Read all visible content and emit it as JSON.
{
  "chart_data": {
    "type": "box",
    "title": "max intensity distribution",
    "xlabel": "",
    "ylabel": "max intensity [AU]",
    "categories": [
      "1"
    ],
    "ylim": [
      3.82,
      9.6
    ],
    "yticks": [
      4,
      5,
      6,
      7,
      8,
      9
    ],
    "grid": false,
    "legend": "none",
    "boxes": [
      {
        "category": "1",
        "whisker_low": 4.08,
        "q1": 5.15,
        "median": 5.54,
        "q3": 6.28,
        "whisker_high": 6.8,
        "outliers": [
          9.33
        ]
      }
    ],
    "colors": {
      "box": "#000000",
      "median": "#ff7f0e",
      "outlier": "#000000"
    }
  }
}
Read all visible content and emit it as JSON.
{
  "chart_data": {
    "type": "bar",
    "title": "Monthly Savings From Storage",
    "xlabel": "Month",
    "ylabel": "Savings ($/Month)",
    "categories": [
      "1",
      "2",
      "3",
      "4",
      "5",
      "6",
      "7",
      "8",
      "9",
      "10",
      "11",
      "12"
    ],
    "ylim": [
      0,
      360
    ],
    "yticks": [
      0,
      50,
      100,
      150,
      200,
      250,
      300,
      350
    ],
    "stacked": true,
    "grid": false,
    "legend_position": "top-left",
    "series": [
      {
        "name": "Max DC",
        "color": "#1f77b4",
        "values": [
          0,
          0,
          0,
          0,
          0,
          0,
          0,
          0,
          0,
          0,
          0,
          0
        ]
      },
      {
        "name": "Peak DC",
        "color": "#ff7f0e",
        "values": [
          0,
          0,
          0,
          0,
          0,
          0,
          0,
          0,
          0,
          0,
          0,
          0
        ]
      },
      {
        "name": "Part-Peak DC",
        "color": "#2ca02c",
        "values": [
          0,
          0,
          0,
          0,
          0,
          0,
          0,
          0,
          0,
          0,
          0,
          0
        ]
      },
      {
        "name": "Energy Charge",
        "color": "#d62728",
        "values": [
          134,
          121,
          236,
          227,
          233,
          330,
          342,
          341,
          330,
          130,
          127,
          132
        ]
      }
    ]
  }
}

The problem:
In the entries above, identify each line that includes the string "title", then copy it.

Solution for this exercise:
    "title": "max intensity distribution",
    "title": "Monthly Savings From Storage",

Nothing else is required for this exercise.